(Stored items)
★ ★ ★ ★
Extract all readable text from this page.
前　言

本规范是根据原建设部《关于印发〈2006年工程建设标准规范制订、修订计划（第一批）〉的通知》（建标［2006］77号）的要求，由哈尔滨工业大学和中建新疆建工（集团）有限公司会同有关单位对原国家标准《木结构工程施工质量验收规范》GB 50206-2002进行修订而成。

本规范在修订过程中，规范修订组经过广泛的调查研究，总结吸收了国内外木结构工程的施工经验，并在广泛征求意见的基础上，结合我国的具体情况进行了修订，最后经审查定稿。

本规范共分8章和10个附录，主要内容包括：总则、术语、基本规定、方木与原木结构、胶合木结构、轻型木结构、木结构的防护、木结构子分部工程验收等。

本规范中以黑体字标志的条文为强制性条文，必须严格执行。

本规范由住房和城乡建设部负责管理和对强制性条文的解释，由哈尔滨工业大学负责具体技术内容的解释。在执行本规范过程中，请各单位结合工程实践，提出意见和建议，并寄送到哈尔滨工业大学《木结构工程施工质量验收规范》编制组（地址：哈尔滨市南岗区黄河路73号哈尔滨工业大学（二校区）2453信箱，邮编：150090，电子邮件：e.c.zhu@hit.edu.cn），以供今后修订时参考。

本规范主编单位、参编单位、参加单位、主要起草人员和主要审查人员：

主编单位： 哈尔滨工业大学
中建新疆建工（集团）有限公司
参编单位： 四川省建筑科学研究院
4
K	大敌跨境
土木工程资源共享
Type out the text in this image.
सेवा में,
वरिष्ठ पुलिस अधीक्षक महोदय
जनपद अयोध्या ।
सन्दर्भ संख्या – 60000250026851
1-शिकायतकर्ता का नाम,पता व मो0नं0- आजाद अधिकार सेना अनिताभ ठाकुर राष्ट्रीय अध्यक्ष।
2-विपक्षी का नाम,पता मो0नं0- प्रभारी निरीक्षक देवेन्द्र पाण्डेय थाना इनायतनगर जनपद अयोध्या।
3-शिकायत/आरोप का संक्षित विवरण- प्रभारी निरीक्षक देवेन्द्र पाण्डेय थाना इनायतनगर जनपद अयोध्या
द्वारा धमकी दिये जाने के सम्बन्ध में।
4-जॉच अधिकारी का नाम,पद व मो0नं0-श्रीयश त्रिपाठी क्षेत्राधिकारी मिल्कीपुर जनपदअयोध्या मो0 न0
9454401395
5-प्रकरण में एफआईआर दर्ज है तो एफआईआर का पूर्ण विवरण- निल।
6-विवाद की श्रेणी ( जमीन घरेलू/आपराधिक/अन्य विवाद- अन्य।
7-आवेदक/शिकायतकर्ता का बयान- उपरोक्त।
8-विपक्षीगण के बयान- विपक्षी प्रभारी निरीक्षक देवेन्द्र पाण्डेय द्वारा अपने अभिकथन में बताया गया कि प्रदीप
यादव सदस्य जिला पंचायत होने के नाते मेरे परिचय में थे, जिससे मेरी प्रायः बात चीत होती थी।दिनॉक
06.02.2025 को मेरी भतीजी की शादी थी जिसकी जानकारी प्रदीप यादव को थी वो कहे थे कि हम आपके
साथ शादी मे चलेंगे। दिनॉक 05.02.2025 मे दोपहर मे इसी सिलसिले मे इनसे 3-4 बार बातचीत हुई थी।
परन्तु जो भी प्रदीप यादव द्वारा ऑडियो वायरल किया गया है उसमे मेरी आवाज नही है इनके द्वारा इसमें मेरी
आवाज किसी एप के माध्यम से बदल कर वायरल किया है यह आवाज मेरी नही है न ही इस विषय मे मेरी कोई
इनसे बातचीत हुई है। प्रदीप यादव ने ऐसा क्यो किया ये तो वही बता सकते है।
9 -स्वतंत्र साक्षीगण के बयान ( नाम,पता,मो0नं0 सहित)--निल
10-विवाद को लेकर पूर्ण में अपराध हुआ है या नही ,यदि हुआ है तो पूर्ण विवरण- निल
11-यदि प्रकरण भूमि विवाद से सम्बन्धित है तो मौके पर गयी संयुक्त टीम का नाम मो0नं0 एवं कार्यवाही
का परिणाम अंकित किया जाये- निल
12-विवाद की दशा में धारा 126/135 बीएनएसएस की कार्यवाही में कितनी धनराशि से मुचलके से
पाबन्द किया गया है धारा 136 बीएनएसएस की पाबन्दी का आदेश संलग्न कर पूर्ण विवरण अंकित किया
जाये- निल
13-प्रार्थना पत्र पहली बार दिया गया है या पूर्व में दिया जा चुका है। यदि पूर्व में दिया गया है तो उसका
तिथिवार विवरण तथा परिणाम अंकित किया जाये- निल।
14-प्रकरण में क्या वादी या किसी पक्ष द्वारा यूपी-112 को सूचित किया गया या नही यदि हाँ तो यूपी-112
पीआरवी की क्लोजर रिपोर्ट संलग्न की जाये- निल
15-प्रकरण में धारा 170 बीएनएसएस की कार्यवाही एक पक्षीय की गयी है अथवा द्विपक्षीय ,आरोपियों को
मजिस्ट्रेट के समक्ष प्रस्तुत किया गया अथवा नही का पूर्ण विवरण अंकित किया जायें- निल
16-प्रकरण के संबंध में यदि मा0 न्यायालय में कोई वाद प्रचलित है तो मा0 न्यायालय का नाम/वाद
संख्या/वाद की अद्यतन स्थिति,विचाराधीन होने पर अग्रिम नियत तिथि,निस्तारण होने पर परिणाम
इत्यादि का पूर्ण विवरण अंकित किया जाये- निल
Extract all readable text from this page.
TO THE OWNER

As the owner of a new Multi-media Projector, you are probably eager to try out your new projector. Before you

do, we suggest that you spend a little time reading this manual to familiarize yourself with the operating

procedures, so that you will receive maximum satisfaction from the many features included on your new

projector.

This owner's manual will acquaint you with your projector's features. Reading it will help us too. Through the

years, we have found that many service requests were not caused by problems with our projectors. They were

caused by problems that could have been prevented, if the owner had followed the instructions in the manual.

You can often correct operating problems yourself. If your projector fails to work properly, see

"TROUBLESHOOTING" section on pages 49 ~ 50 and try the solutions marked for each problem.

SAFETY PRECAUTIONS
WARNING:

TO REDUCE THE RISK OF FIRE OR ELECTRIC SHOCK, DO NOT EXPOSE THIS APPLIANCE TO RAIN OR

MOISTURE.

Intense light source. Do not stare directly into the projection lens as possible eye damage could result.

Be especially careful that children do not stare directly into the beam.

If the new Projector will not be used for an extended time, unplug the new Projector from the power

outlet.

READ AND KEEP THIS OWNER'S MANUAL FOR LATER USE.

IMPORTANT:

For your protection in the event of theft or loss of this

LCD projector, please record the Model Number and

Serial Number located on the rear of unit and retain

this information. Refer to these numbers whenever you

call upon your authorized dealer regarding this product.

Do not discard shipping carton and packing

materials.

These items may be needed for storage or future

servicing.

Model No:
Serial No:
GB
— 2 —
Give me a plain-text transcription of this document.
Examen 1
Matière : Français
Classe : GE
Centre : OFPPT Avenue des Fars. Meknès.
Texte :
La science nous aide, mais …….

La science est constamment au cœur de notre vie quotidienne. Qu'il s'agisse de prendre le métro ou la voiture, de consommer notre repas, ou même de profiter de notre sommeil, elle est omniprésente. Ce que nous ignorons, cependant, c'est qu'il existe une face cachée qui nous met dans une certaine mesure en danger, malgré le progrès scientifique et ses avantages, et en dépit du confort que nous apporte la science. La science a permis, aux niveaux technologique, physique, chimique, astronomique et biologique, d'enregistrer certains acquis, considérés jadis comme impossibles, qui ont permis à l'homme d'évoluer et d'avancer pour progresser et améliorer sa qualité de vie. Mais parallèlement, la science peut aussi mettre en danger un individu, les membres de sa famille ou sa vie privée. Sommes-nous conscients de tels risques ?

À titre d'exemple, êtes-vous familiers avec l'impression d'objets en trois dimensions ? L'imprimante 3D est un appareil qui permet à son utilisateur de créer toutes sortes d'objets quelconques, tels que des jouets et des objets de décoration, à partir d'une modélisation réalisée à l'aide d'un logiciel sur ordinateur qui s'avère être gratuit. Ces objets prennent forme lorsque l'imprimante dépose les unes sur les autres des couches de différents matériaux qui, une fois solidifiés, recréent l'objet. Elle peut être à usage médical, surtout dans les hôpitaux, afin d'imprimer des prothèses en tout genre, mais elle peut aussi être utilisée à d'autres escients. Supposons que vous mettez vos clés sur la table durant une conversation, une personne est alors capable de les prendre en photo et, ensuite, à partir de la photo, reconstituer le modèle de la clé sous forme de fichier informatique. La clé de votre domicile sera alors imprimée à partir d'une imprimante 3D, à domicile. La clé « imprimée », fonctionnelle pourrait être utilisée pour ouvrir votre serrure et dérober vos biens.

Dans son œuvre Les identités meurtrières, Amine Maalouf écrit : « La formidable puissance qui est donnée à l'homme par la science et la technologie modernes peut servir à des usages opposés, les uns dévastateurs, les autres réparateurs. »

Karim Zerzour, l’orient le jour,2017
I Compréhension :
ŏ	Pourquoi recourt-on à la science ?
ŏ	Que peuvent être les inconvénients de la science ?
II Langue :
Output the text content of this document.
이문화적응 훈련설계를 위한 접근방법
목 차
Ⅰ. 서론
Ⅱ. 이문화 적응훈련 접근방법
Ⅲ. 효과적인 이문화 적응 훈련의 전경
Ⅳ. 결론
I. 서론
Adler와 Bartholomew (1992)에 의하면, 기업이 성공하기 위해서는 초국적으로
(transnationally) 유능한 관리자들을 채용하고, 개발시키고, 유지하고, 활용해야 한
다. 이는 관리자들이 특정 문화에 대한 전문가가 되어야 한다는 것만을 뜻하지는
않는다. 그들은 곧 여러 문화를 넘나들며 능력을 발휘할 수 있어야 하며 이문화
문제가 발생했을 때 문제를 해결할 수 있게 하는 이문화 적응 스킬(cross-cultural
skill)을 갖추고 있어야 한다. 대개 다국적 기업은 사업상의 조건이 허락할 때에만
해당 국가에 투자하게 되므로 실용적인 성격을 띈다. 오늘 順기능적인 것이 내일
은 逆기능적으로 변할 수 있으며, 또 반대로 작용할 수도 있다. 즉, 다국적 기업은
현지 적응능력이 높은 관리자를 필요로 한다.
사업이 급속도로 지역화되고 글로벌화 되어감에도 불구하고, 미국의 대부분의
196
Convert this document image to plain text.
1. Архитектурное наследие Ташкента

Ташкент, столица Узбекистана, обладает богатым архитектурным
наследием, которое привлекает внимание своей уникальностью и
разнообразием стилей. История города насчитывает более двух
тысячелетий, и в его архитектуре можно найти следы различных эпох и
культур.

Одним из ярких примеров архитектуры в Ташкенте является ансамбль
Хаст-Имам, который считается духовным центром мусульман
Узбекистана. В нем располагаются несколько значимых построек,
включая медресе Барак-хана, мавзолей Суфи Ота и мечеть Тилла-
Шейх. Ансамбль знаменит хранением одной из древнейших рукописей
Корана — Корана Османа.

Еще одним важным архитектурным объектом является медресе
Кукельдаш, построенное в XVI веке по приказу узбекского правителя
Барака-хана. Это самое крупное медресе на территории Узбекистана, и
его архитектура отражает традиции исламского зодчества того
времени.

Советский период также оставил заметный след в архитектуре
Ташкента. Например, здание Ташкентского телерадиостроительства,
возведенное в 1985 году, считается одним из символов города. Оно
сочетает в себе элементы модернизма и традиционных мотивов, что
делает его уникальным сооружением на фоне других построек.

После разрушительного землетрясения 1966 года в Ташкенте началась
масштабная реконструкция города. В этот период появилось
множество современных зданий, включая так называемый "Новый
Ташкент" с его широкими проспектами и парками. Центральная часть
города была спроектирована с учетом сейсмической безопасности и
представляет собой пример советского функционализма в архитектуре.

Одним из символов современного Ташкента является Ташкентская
★ ★ ★ ★
• _YOUR TASK_
Every line containing the string "operating" must be listed.

• _TASK RESULT_
do, we suggest that you spend a little time reading this manual to familiarize yourself with the operating
You can often correct operating problems yourself. If your projector fails to work properly, see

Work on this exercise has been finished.